## Work required
Find every line below that contains the word "page" and copy it out.

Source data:
════
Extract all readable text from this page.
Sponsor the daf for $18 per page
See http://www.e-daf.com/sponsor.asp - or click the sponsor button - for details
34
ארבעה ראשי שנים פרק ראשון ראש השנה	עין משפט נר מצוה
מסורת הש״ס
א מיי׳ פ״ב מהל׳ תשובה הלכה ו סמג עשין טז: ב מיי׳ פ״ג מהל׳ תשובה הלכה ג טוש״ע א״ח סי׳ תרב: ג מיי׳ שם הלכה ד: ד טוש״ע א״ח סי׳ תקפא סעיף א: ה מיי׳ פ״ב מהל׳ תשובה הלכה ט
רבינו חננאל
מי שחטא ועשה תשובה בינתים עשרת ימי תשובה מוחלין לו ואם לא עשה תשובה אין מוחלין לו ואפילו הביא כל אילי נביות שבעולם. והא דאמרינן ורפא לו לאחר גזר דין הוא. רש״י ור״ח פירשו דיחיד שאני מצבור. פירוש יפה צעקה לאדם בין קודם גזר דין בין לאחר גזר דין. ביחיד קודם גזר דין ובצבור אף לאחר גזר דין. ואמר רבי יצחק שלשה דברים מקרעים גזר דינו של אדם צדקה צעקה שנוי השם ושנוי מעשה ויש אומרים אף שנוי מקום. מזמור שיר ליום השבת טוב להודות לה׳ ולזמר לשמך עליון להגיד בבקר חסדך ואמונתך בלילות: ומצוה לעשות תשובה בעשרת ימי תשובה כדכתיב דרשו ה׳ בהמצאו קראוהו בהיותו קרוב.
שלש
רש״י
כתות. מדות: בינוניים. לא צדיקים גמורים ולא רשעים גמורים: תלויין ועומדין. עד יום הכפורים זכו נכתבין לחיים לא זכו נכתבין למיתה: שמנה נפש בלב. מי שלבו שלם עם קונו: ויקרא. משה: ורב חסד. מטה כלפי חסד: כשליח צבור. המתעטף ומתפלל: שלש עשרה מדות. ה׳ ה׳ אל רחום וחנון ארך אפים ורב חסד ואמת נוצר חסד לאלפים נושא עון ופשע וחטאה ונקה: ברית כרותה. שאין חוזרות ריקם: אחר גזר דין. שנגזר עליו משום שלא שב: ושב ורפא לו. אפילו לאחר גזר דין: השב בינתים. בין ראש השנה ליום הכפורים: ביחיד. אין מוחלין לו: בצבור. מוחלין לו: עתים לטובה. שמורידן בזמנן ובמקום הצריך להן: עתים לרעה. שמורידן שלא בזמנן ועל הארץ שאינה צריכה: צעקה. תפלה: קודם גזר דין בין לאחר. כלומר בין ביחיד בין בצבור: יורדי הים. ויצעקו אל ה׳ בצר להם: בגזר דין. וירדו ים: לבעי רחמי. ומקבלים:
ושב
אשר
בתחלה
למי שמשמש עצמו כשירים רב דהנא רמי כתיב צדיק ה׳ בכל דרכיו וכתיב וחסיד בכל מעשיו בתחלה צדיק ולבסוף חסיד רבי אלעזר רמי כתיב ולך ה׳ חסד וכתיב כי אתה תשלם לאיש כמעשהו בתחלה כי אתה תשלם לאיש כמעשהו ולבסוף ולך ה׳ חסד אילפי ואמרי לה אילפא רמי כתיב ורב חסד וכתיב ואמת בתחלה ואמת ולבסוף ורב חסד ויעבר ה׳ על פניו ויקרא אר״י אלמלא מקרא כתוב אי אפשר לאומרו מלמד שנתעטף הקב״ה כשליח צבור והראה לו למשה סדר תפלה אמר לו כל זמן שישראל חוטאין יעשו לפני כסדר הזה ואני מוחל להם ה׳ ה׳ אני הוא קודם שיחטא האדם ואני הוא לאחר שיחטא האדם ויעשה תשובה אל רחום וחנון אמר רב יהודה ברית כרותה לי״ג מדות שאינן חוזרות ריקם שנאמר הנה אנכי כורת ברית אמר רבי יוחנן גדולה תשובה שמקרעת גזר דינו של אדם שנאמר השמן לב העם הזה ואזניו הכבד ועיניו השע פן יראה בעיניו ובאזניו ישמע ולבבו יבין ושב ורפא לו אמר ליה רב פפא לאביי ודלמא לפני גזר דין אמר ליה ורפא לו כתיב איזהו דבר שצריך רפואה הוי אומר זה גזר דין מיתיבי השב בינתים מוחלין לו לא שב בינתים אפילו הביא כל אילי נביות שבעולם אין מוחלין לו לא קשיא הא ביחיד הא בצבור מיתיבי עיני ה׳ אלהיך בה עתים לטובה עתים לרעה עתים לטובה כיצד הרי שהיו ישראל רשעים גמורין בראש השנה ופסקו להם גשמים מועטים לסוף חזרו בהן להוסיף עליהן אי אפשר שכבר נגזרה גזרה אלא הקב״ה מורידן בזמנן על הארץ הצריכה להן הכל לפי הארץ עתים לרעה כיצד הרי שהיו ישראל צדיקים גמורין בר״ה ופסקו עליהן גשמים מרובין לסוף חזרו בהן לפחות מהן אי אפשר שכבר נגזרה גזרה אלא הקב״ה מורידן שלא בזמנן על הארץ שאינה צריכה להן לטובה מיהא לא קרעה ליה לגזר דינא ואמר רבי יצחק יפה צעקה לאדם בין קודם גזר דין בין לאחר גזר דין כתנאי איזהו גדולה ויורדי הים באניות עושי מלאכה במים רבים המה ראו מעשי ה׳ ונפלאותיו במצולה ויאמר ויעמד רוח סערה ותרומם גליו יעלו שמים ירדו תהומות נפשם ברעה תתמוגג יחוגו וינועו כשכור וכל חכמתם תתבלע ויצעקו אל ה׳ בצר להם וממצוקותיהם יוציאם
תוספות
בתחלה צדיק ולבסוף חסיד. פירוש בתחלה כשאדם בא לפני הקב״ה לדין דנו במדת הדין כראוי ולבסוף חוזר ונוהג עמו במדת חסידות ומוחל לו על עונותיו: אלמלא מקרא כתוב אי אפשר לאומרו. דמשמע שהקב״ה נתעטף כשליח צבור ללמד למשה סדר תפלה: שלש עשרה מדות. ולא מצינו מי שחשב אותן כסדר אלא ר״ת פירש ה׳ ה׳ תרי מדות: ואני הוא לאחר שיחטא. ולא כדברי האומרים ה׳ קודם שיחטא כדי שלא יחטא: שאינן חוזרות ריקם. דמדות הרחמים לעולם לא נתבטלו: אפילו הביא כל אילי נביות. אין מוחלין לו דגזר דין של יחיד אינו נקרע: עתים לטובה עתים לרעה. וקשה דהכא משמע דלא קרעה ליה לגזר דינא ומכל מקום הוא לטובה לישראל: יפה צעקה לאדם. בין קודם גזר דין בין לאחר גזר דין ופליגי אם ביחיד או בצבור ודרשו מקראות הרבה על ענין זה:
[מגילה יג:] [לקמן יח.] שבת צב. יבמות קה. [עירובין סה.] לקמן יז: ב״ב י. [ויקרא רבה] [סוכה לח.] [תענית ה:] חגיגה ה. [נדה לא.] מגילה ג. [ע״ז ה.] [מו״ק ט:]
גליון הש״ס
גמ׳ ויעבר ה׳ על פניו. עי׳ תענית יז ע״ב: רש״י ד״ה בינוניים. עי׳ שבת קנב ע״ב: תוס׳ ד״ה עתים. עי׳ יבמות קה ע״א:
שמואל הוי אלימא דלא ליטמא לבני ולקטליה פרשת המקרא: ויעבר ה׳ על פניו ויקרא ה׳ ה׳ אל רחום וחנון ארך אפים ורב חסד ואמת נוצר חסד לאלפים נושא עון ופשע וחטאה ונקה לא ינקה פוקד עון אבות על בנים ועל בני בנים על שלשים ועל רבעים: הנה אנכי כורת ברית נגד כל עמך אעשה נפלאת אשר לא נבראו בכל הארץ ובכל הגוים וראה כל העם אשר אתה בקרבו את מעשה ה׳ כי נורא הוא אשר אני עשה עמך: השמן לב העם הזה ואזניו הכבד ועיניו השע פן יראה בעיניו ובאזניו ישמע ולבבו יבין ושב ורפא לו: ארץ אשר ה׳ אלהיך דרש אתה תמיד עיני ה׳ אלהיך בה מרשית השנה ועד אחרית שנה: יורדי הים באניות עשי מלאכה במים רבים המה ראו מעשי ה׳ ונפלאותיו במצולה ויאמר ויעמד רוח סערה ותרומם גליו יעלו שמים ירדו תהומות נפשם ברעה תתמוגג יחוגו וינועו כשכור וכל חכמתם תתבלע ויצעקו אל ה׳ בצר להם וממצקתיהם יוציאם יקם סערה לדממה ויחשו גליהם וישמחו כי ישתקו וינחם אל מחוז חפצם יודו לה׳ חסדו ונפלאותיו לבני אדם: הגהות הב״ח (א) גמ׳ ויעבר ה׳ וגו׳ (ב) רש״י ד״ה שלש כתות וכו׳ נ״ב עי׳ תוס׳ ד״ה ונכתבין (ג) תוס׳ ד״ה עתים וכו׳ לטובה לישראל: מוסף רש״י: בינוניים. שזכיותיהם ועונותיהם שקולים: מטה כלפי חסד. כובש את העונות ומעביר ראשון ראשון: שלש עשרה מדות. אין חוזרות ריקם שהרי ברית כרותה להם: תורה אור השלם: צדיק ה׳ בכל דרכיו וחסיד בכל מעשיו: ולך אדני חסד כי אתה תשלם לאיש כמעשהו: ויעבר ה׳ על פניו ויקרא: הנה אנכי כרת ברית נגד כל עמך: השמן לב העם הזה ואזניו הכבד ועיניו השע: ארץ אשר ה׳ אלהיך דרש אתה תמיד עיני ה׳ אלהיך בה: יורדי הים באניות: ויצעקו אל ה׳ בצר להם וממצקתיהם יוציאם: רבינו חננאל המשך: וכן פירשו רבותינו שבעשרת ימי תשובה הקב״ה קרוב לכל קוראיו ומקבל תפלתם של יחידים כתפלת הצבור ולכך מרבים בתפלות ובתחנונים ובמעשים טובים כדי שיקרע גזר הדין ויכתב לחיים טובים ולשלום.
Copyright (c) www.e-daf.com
════
## Output of the exercise
Extract all readable text from this page.
Sponsor the daf for $18 per page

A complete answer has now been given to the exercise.